From the entries below, copy out every line with "real" in it.
============================================================
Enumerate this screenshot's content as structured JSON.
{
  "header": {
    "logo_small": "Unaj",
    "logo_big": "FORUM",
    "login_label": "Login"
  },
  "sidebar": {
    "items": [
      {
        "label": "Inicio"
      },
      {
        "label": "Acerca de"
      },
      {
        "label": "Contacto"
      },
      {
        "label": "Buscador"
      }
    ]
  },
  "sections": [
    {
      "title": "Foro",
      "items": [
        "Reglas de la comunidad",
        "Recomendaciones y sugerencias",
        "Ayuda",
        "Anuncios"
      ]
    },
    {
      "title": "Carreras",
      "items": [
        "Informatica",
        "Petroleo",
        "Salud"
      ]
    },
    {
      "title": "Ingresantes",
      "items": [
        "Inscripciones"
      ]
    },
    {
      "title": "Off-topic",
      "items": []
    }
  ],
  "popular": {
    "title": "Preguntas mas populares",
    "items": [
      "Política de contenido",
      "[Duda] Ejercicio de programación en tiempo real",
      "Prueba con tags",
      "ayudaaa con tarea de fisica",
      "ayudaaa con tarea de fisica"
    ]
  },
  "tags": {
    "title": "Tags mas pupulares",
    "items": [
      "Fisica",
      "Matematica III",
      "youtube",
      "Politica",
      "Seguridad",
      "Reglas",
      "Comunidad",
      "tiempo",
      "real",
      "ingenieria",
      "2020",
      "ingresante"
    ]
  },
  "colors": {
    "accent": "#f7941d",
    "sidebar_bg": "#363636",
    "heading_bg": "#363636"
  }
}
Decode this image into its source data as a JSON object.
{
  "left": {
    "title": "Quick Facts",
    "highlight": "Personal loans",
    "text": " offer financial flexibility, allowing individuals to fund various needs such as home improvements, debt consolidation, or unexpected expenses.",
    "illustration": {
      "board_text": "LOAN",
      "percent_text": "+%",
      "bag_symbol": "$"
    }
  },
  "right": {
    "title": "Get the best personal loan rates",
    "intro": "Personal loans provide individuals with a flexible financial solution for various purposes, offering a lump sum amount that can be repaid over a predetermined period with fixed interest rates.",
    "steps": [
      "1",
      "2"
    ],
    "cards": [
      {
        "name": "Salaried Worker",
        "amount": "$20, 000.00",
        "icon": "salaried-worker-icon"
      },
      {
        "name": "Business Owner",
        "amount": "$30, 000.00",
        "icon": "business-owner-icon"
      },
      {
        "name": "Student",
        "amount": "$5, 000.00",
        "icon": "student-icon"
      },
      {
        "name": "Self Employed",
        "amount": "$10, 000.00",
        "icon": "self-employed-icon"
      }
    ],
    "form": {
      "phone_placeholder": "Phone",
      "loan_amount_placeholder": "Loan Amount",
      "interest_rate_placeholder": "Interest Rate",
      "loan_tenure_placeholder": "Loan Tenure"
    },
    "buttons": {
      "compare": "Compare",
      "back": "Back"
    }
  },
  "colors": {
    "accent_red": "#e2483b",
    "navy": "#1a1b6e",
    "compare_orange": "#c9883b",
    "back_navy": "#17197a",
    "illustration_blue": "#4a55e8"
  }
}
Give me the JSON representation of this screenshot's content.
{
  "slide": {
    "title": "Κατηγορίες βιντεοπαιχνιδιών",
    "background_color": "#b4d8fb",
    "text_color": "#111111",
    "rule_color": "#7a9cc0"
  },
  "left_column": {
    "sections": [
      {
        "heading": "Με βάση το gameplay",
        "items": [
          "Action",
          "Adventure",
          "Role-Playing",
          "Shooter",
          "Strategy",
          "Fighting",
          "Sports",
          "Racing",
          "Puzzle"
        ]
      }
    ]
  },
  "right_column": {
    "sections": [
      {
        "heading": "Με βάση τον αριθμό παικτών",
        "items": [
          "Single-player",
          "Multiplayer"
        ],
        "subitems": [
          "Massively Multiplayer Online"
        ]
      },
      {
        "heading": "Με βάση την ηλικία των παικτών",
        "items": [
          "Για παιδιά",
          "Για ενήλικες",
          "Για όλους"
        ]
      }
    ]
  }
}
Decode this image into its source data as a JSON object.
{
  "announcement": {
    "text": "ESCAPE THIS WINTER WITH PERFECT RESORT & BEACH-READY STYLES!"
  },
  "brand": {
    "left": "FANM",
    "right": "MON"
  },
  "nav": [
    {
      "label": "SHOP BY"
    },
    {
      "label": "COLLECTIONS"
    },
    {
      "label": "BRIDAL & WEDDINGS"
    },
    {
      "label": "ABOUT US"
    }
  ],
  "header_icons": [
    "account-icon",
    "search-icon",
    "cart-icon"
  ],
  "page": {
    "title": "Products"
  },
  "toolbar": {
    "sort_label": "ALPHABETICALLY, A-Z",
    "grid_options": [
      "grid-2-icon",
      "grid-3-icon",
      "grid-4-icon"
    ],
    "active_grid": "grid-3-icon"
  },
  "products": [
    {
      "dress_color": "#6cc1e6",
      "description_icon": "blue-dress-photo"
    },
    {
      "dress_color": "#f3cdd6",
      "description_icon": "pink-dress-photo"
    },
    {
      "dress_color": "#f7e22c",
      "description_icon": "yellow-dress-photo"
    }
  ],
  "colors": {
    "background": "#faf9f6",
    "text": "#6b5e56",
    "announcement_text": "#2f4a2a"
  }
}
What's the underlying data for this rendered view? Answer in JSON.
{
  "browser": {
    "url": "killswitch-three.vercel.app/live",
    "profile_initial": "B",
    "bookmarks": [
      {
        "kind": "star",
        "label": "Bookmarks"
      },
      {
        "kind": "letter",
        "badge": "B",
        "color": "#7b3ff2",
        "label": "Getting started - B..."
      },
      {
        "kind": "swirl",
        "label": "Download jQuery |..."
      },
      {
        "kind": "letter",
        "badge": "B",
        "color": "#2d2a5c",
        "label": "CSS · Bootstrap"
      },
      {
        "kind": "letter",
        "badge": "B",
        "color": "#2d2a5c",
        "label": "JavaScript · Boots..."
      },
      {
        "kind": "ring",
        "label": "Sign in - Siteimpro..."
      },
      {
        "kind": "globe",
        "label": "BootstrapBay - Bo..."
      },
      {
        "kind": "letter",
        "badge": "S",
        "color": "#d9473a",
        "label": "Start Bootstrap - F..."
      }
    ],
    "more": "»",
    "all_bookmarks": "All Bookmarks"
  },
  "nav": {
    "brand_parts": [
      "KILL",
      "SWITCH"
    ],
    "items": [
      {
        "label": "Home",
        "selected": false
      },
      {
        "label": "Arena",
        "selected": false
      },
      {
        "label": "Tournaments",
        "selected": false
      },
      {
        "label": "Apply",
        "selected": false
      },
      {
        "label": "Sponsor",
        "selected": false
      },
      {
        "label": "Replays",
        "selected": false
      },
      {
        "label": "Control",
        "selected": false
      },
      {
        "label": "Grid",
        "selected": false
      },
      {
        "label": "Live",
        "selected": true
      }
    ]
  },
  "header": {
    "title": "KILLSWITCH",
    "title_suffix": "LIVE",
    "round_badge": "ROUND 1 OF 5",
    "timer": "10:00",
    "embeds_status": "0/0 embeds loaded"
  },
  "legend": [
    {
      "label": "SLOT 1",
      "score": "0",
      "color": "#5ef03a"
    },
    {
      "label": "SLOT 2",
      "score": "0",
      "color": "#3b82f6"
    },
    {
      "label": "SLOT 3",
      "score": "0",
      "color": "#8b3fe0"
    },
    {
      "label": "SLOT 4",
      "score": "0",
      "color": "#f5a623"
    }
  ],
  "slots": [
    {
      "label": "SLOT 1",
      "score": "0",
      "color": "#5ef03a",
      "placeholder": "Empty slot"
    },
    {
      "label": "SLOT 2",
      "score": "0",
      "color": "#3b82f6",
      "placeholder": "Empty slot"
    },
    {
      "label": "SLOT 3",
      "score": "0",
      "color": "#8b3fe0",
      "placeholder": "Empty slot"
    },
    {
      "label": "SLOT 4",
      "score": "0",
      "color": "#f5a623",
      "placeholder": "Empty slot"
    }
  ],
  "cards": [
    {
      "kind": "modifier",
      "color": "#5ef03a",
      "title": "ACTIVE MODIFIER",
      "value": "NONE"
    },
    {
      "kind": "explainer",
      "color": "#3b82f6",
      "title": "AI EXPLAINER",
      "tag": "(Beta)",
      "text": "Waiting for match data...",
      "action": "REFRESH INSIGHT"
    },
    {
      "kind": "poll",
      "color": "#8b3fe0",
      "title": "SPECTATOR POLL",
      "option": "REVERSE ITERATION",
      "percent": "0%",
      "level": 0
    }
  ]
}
============================================================
**Task response**
      "[Duda] Ejercicio de programación en tiempo real",
      "real",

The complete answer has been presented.